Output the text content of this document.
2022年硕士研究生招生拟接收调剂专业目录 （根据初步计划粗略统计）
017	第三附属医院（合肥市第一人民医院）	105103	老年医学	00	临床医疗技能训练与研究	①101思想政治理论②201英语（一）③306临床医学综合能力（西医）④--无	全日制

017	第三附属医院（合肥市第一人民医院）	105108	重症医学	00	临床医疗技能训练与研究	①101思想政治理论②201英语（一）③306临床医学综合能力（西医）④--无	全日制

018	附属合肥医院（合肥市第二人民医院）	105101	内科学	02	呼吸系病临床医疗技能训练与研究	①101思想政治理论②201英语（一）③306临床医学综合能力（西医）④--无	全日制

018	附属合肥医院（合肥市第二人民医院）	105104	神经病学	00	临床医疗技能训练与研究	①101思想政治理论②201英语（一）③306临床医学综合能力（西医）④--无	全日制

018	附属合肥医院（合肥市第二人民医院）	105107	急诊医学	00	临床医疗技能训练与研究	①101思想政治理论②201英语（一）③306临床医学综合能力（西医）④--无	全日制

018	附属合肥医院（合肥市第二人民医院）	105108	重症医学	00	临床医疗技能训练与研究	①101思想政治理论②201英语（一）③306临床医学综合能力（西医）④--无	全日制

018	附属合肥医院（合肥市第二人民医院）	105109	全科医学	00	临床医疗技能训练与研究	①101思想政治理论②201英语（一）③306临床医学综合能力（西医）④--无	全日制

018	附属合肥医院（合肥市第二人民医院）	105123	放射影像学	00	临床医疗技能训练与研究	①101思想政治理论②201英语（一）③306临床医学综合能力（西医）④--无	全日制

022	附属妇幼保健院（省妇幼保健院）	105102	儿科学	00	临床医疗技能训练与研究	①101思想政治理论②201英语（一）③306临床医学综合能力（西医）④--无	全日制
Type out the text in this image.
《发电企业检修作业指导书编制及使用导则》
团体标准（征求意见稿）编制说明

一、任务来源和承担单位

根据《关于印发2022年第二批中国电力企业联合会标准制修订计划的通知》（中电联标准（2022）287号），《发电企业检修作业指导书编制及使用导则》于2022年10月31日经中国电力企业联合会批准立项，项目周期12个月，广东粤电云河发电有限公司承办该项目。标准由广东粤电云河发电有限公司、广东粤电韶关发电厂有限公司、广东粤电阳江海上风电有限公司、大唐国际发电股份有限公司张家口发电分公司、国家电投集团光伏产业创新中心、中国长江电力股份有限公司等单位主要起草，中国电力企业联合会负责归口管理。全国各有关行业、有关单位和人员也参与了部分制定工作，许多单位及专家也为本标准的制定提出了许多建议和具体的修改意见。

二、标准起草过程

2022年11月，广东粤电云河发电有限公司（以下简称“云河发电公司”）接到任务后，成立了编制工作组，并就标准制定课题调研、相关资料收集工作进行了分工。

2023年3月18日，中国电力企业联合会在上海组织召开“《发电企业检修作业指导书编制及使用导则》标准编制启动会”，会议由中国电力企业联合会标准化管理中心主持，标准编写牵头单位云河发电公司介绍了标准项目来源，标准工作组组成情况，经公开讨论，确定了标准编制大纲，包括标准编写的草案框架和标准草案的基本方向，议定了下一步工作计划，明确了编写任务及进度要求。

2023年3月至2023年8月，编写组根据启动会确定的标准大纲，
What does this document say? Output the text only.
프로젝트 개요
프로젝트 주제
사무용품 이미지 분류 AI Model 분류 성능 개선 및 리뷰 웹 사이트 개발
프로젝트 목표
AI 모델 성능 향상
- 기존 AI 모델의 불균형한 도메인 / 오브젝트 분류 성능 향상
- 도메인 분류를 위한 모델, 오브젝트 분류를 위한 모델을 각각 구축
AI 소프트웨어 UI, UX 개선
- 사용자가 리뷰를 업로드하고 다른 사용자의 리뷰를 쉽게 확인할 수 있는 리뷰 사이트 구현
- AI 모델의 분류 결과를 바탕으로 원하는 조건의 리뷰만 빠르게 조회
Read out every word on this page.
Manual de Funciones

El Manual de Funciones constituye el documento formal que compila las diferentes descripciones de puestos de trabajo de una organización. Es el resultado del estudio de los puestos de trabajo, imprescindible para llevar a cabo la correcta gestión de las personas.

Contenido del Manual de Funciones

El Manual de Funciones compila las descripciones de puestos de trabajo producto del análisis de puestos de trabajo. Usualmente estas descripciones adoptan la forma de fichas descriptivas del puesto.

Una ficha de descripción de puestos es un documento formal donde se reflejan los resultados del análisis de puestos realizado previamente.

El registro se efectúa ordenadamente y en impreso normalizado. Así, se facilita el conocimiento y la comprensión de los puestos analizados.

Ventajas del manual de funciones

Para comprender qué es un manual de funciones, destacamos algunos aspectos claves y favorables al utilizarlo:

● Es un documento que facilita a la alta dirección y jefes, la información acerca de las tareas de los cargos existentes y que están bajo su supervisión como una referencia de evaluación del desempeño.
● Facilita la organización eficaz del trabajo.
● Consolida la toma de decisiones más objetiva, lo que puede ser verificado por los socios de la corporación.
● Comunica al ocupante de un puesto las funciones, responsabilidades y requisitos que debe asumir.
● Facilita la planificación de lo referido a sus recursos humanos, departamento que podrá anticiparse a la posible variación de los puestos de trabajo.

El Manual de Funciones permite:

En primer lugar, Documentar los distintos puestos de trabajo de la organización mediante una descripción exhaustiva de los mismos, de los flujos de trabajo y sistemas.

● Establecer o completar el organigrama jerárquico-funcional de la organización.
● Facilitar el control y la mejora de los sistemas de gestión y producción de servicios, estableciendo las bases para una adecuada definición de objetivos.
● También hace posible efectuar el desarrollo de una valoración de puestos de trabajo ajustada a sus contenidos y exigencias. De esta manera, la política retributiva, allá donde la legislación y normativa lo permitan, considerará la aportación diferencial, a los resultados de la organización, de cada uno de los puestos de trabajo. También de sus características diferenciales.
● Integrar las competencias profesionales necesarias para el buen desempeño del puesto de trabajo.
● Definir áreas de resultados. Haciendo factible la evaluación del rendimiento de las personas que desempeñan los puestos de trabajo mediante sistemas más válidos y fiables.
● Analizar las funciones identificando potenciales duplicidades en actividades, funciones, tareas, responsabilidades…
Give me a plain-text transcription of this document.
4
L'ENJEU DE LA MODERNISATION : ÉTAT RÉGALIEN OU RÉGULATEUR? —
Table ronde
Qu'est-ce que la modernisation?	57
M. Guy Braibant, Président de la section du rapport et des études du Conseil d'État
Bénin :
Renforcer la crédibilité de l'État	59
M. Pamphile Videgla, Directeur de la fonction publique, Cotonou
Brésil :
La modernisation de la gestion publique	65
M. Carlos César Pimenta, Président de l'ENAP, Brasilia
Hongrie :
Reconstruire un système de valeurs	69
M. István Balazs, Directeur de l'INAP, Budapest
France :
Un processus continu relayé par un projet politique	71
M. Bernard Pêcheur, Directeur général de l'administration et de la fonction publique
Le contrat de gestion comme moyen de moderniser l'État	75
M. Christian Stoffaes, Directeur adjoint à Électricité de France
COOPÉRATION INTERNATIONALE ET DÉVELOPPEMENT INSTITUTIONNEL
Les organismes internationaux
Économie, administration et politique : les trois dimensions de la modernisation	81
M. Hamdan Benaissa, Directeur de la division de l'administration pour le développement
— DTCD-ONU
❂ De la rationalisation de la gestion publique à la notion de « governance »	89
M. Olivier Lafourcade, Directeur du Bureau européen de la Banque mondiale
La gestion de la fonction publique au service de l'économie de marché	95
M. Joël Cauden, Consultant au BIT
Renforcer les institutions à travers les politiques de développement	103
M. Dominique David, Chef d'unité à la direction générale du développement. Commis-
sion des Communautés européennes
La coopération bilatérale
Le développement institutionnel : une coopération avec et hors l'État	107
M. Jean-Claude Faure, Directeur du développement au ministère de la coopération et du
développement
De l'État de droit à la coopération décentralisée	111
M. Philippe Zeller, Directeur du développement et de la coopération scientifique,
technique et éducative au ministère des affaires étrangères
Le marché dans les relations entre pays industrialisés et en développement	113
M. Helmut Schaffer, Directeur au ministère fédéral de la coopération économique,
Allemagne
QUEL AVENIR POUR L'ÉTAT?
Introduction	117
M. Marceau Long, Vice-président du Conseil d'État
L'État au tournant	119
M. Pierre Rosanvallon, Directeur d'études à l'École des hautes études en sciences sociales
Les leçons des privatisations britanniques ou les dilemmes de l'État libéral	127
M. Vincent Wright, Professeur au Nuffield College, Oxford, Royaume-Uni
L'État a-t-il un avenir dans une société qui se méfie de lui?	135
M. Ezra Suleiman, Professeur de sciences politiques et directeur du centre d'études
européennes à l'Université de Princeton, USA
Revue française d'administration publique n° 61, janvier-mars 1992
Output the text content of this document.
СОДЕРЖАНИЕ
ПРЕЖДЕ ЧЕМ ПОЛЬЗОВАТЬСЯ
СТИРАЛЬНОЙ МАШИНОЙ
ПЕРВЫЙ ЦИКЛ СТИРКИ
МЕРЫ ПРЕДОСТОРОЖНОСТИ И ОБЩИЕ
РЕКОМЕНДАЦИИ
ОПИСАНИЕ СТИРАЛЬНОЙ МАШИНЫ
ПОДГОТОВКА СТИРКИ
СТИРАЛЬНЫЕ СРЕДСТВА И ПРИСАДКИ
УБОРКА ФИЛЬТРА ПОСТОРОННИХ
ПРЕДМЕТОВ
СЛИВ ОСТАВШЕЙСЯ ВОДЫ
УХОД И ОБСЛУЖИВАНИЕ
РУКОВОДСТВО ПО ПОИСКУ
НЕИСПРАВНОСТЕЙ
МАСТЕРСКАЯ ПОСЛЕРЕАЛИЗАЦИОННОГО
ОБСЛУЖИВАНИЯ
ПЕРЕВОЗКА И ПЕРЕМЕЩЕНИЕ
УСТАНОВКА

•••••

Aim -
All lines in the data that contain the word "compila" should be copied.

Worked answer -
El Manual de Funciones constituye el documento formal que compila las diferentes descripciones de puestos de trabajo de una organización. Es el resultado del estudio de los puestos de trabajo, imprescindible para llevar a cabo la correcta gestión de las personas.
El Manual de Funciones compila las descripciones de puestos de trabajo producto del análisis de puestos de trabajo. Usualmente estas descripciones adoptan la forma de fichas descriptivas del puesto.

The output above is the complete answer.